Source data |
----------------------------------------
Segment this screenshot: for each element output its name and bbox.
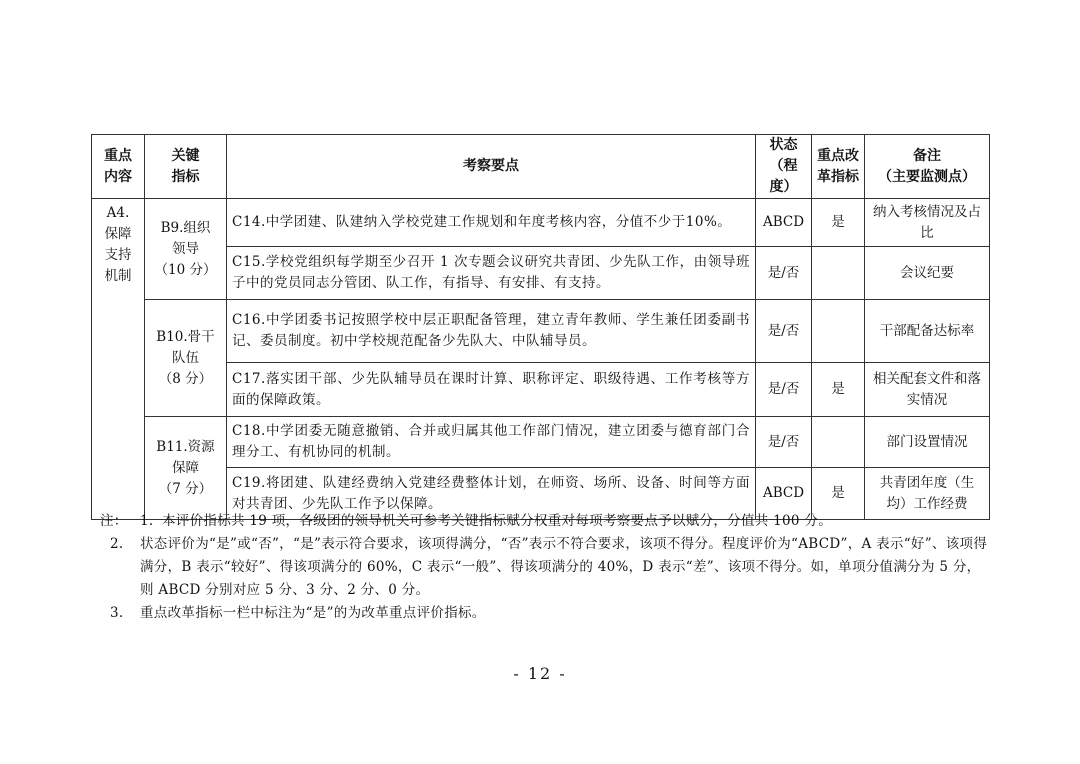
page-number: - 12 - [513,664,567,683]
header-remarks: 备注 （主要监测点） [865,135,990,199]
note-c17: 相关配套文件和落实情况 [865,363,990,417]
footnote-1-num: 1. [140,513,154,529]
point-c18: C18.中学团委无随意撤销、合并或归属其他工作部门情况，建立团委与德育部门合理分工、有机协同的机制。 [227,417,756,468]
table-row [92,417,990,468]
indicator-cell-b10: B10.骨干 队伍 （8 分） [145,300,227,417]
table-row [92,300,990,363]
header-inspection-points: 考察要点 [227,135,756,199]
point-c17: C17.落实团干部、少先队辅导员在课时计算、职称评定、职级待遇、工作考核等方面的保障政策。 [227,363,756,417]
indicator-cell-b9: B9.组织 领导 （10 分） [145,199,227,300]
note-c18: 部门设置情况 [865,417,990,468]
note-c19: 共青团年度（生均）工作经费 [865,468,990,520]
note-c15: 会议纪要 [865,247,990,300]
status-c15: 是/否 [756,247,812,300]
footnote-2-text: 状态评价为“是”或“否”，“是”表示符合要求，该项得满分，“否”表示不符合要求，该项不得分。程度评价为“ABCD”，A 表示“好”、该项得满分，B 表示“较好”、得该项满分的 60%，C 表示“一般”、得该项满分的 40%，D 表示“差”、该项不得分。如，单项分值满分为 5 分，则 ABCD 分别对应 5 分、3 分、2 分、0 分。 [140,536,988,598]
point-c14: C14.中学团建、队建纳入学校党建工作规划和年度考核内容，分值不少于10%。 [227,199,756,247]
status-c16: 是/否 [756,300,812,363]
reform-c18 [812,417,865,468]
footnote-3-text: 重点改革指标一栏中标注为“是”的为改革重点评价指标。 [140,605,486,621]
table-row [92,363,990,417]
point-c15: C15.学校党组织每学期至少召开 1 次专题会议研究共青团、少先队工作，由领导班子中的党员同志分管团、队工作，有指导、有安排、有支持。 [227,247,756,300]
reform-c15 [812,247,865,300]
header-status: 状态 （程度） [756,135,812,199]
table-row [92,199,990,247]
footnote-3 [100,602,990,625]
reform-c19: 是 [812,468,865,520]
status-c17: 是/否 [756,363,812,417]
table-row [92,247,990,300]
header-key-indicator: 关键 指标 [145,135,227,199]
section-cell: A4. 保障 支持 机制 [92,199,145,520]
reform-c14: 是 [812,199,865,247]
footnote-1 [100,510,990,533]
header-key-content: 重点 内容 [92,135,145,199]
footnote-prefix: 注： [100,513,128,529]
footnote-2-num: 2. [110,536,124,552]
status-c18: 是/否 [756,417,812,468]
evaluation-table [91,134,990,520]
point-c16: C16.中学团委书记按照学校中层正职配备管理，建立青年教师、学生兼任团委副书记、委员制度。初中学校规范配备少先队大、中队辅导员。 [227,300,756,363]
note-c16: 干部配备达标率 [865,300,990,363]
table-header-row [92,135,990,199]
reform-c16 [812,300,865,363]
status-c19: ABCD [756,468,812,520]
footnote-2 [100,533,990,602]
footnote-3-num: 3. [110,605,124,621]
point-c19: C19.将团建、队建经费纳入党建经费整体计划，在师资、场所、设备、时间等方面对共青团、少先队工作予以保障。 [227,468,756,520]
header-reform-indicator: 重点改 革指标 [812,135,865,199]
note-c14: 纳入考核情况及占比 [865,199,990,247]
indicator-cell-b11: B11.资源 保障 （7 分） [145,417,227,520]
footnote-1-text: 本评价指标共 19 项，各级团的领导机关可参考关键指标赋分权重对每项考察要点予以赋分，分值共 100 分。 [162,513,833,529]
footnotes [100,510,990,625]
status-c14: ABCD [756,199,812,247]
reform-c17: 是 [812,363,865,417]
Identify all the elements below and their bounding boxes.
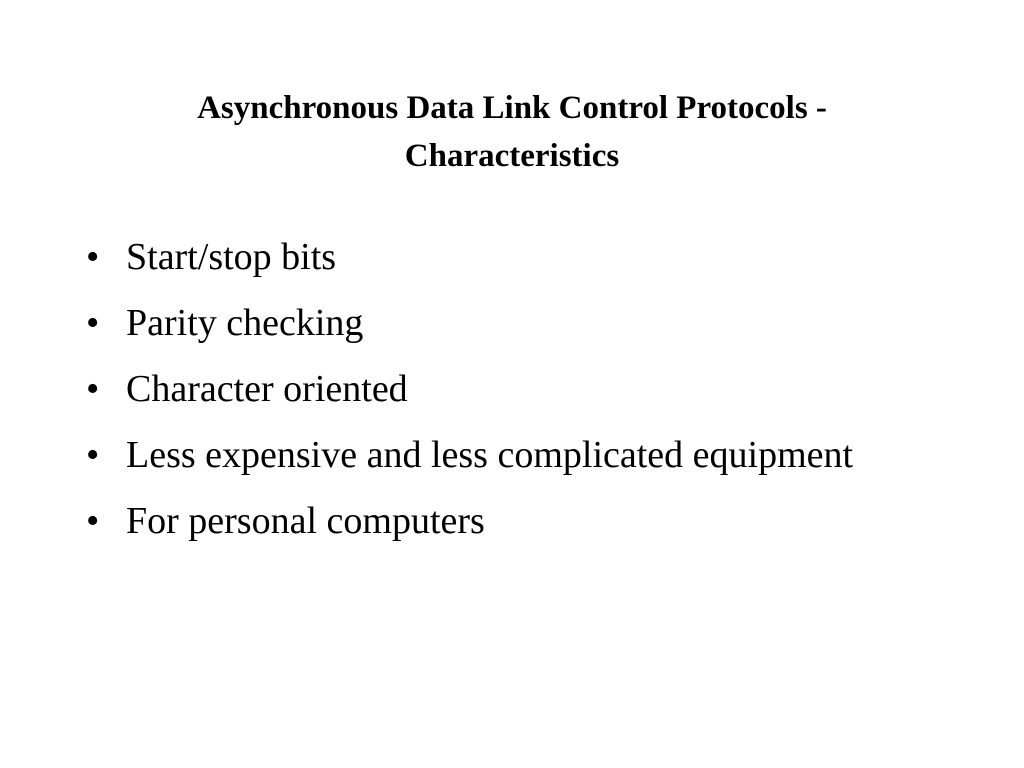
slide-title-line-2: Characteristics (404, 138, 620, 174)
slide-title (112, 84, 912, 180)
bullet-item-start-stop-bits (86, 231, 946, 283)
bullet-icon: • (86, 434, 100, 476)
bullet-text: For personal computers (126, 500, 485, 542)
bullet-item-parity-checking (86, 297, 946, 349)
bullet-list (86, 231, 946, 561)
bullet-icon: • (86, 500, 100, 542)
bullet-item-personal-computers (86, 495, 946, 547)
bullet-text: Start/stop bits (126, 236, 337, 278)
bullet-icon: • (86, 236, 100, 278)
bullet-icon: • (86, 368, 100, 410)
bullet-text: Parity checking (126, 302, 364, 344)
bullet-icon: • (86, 302, 100, 344)
bullet-item-character-oriented (86, 363, 946, 415)
bullet-item-equipment (86, 429, 946, 481)
bullet-text: Less expensive and less complicated equipment (126, 434, 854, 476)
slide-title-line-1: Asynchronous Data Link Control Protocols - (197, 90, 827, 126)
bullet-text: Character oriented (126, 368, 408, 410)
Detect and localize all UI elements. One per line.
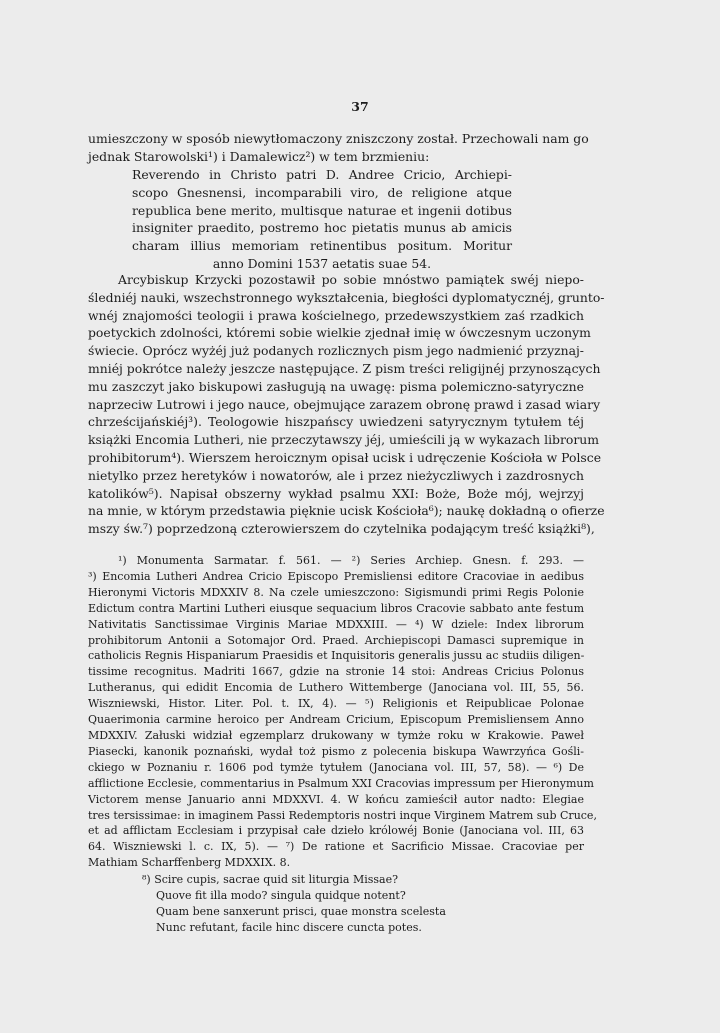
----------------------------------------
WHAT YOU NEED TO DO | Reproduce every line of the entries above verbatim, leaving out the picture lines.

COMPLETED EXERCISE |
Segment this screenshot: for each element output its name and bbox.
page-number: - 12 - [513,664,567,683]
header-remarks: 备注 （主要监测点） [865,135,990,199]
note-c17: 相关配套文件和落实情况 [865,363,990,417]
footnote-1-num: 1. [140,513,154,529]
point-c18: C18.中学团委无随意撤销、合并或归属其他工作部门情况，建立团委与德育部门合理分工、有机协同的机制。 [227,417,756,468]
table-row [92,417,990,468]
indicator-cell-b10: B10.骨干 队伍 （8 分） [145,300,227,417]
table-row [92,300,990,363]
header-inspection-points: 考察要点 [227,135,756,199]
point-c17: C17.落实团干部、少先队辅导员在课时计算、职称评定、职级待遇、工作考核等方面的保障政策。 [227,363,756,417]
indicator-cell-b9: B9.组织 领导 （10 分） [145,199,227,300]
note-c18: 部门设置情况 [865,417,990,468]
note-c19: 共青团年度（生均）工作经费 [865,468,990,520]
note-c15: 会议纪要 [865,247,990,300]
status-c15: 是/否 [756,247,812,300]
footnote-2-text: 状态评价为“是”或“否”，“是”表示符合要求，该项得满分，“否”表示不符合要求，该项不得分。程度评价为“ABCD”，A 表示“好”、该项得满分，B 表示“较好”、得该项满分的 60%，C 表示“一般”、得该项满分的 40%，D 表示“差”、该项不得分。如，单项分值满分为 5 分，则 ABCD 分别对应 5 分、3 分、2 分、0 分。 [140,536,988,598]
point-c14: C14.中学团建、队建纳入学校党建工作规划和年度考核内容，分值不少于10%。 [227,199,756,247]
status-c16: 是/否 [756,300,812,363]
reform-c18 [812,417,865,468]
footnote-3-text: 重点改革指标一栏中标注为“是”的为改革重点评价指标。 [140,605,486,621]
table-row [92,363,990,417]
point-c15: C15.学校党组织每学期至少召开 1 次专题会议研究共青团、少先队工作，由领导班子中的党员同志分管团、队工作，有指导、有安排、有支持。 [227,247,756,300]
reform-c15 [812,247,865,300]
header-status: 状态 （程度） [756,135,812,199]
table-row [92,199,990,247]
footnote-3 [100,602,990,625]
reform-c19: 是 [812,468,865,520]
status-c17: 是/否 [756,363,812,417]
table-row [92,247,990,300]
header-key-indicator: 关键 指标 [145,135,227,199]
section-cell: A4. 保障 支持 机制 [92,199,145,520]
reform-c14: 是 [812,199,865,247]
footnote-1 [100,510,990,533]
header-key-content: 重点 内容 [92,135,145,199]
footnote-prefix: 注： [100,513,128,529]
footnote-2-num: 2. [110,536,124,552]
status-c18: 是/否 [756,417,812,468]
evaluation-table [91,134,990,520]
point-c16: C16.中学团委书记按照学校中层正职配备管理，建立青年教师、学生兼任团委副书记、委员制度。初中学校规范配备少先队大、中队辅导员。 [227,300,756,363]
note-c16: 干部配备达标率 [865,300,990,363]
table-header-row [92,135,990,199]
reform-c16 [812,300,865,363]
status-c19: ABCD [756,468,812,520]
footnote-2 [100,533,990,602]
footnote-3-num: 3. [110,605,124,621]
point-c19: C19.将团建、队建经费纳入党建经费整体计划，在师资、场所、设备、时间等方面对共青团、少先队工作予以保障。 [227,468,756,520]
header-reform-indicator: 重点改 革指标 [812,135,865,199]
note-c14: 纳入考核情况及占比 [865,199,990,247]
indicator-cell-b11: B11.资源 保障 （7 分） [145,417,227,520]
footnote-1-text: 本评价指标共 19 项，各级团的领导机关可参考关键指标赋分权重对每项考察要点予以赋分，分值共 100 分。 [162,513,833,529]
footnotes [100,510,990,625]
status-c14: ABCD [756,199,812,247]
reform-c17: 是 [812,363,865,417]
Identify all the elements below and their bounding boxes.
slide-title-line-2: Characteristics (404, 138, 620, 174)
slide-title (112, 84, 912, 180)
bullet-item-start-stop-bits (86, 231, 946, 283)
bullet-icon: • (86, 434, 100, 476)
bullet-text: For personal computers (126, 500, 485, 542)
bullet-item-parity-checking (86, 297, 946, 349)
bullet-list (86, 231, 946, 561)
bullet-icon: • (86, 500, 100, 542)
bullet-item-personal-computers (86, 495, 946, 547)
bullet-text: Start/stop bits (126, 236, 337, 278)
bullet-icon: • (86, 236, 100, 278)
bullet-icon: • (86, 368, 100, 410)
bullet-text: Parity checking (126, 302, 364, 344)
bullet-icon: • (86, 302, 100, 344)
bullet-item-character-oriented (86, 363, 946, 415)
bullet-item-equipment (86, 429, 946, 481)
bullet-text: Less expensive and less complicated equipment (126, 434, 854, 476)
slide-title-line-1: Asynchronous Data Link Control Protocols - (197, 90, 827, 126)
bullet-text: Character oriented (126, 368, 408, 410)
Detect and localize all UI elements. One per line.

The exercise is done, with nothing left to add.